## Text segment

The dominant negative β isoform of the glucocorticoid receptor is uniquely expressed in erythroid cells expanded from polycythemia vera patients

Abstract

Glucocorticoid receptor (GR) agonists increase erythropoiesis in vivo and in vitro. To clarify the effect of the dominant negative GRβ isoform (unable to bind STAT-5) on erythropoiesis, erythroblast (EB) expansion cultures of mononuclear cells from 18 healthy (nondiseased) donors (NDs) and 16 patients with polycythemia vera (PV) were studied. GRβ was expressed in all PV EBs but only in EBs from 1 ND. The A3669G polymorphism, which stabilizes GRβ mRNA, had greater frequency in PV (55%; n = 22; P = .0028) and myelofibrosis (35%; n = 20) patients than in NDs (9%; n = 22) or patients with essential thrombocythemia (6%; n = 15). Dexamethasone stimulation of ND cultures increased the number of immature EBs characterized by low GATA1 and β-globin expression, but PV cultures generated great numbers of immature EBs with low levels of GATA1 and β-globin irrespective of dexamethasone stimulation. In ND EBs, STAT-5 was not phosphorylated after dexamethasone and erythropoietin treatment and did not form transcriptionally active complexes with GRα, whereas in PV EBs, STAT-5 was constitutively phosphorylated, but the formation of GR/STAT-5 complexes was prevented by expression of GRβ. These data indicate that GRβ expression and the presence of A3669G likely contribute to development of erythrocytosis in PV and provide a potential target for identification of novel therapeutic agents.

Figure 1

Dexamethasone increases the numbers of EBs generated in cultures of NDs but not of PV patients. Numbers (at days 11 and 13; A) and representative maturation profiles and morphology (at day 13; B) of EBs generated in liquid cultures stimulated with growth factors with or without dexamethasone (DXM) by MNCs from NDs or from PV patients homozygous (H; n = 3) or heterozygous (He; n = 13) for the JAK2V617F mutation. Magnification ×40. Forward-scatter/side-scatter analyses and propidium iodide staining were comparable (∼ 10%-15% propidium iodide–positive cells) in all cultures analyzed and are not shown. P values are provided when differences between ND and PV were statistically significant. Statistical analyses of the FACS profiles are presented in Table 2. Differential counts of cultured cells (by morphology) are presented in panel C. The different populations are color coded: blue for non-EBs; red for Pro-EBs; and green, blue, and yellow for basophilic (Bas), polychromatic (Poly), and orthochromatic (Ortho) EBs, respectively.

## Study questions
#1 From the glucocorticoid receptor text, list each group whose frequency of the A3669G polymorphism is reported, together with its percentage.
#2 Continue the glucocorticoid receptor text from the point where it stops.

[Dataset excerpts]
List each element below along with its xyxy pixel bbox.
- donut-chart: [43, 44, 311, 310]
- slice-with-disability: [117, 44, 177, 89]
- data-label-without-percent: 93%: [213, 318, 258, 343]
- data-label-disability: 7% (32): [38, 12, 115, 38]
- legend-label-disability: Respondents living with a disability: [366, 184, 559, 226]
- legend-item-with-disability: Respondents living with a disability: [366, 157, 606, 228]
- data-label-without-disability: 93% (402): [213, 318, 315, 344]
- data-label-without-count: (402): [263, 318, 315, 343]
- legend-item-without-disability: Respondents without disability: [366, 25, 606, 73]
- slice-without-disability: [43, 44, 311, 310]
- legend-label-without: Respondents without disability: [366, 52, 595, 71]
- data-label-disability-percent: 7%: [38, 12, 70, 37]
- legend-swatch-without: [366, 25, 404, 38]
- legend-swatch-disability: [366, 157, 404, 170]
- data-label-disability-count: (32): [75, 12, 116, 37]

## Answer set
#1
- Polycythemia vera patients: 55%
- Myelofibrosis patients: 35%
- Healthy (nondiseased) donors: 9%
- Essential thrombocythemia patients: 6%

#2
Figure 2

EBs generated ex vivo by MNCs of PV patients with or without dexamethasone express levels of GATA1, NF-E2, and WT1 similar to those expressed by EBs generated by MNCs from NDs with dexamethasone. Maturation profiles (by FACS analysis for CD36/CD235a expression; A,C) and gene expression profile (GATA1, GATA2, and β-globin; B,D) of EBs obtained from NDs in the presence of growth factors (GFs) without (A-B) or with (C-D) dexamethasone (DXM). Because of the great contamination from non-EBs (> 50%; Figure 1C and Table 1), EBs generated in the absence of DXM were purified by sorting into classes of progressively more mature populations on the basis of CD235a expression (CD235a^low, CD235a^medium, and CD235a^high), and gene expression by individual populations was compared. Erythroblasts obtained in the presence of GFs plus DXM were analyzed before and after induction of maturation with erythropoietin (EPO) for 48 hours. Expression levels are expressed as 2^−ΔCt and are presented as mean ± SD of at least 3 separate experiments. (E) Levels of GATA1, GATA2, NF-E2, WT1, and β-globin expressed by EBs generated by heterozygous (top panels) and homozygous (middle panels) PV patients and by NDs (bottom panels) with and without DXM. Because of the heterogeneity of their cell composition, samples from NDs cultured without DXM were not included in the analyses. Expression levels are presented as 2^−ΔCt and as mean ± SD of different experiments. If differences were significant, P values are provided. Erythroblasts obtained from heterozygous PV patients with DXM expressed levels of GATA2 and β-globin significantly different from those expressed by EBs obtained from NDs with DXM and are indicated in red. The numbers of experiments included in each group are indicated by n.

Figure 3

Constitutive phosphorylation and nuclear translocation of STAT-5 in EBs generated ex vivo from PV patients. Levels of STAT-5 phosphorylation in cell extracts of EBs obtained in HEMA culture (Prol) from 1 ND and 3 PV patients and in cultures deprived of growth factor for 4 hours (GFD) and then treated with erythropoietin (EPO; 3 U/mL) and dexamethasone (DXM; 10⁻⁶M), alone or in combination, as indicated. STAT-5 phosphorylation was analyzed by WB of cell extracts immunoprecipitated (IP) with anti–STAT-5 antibody. The cell lysates were then analyzed by WB for β-actin and/or STAT-5 as quantitative control. The intensity of the signal was quantified by densitometry and expressed as a ratio (FI indicates fold increase) with the signal from cells in Prol. Similar data on STAT-5 phosphorylation of EBs from 10 additional NDs were reported previously.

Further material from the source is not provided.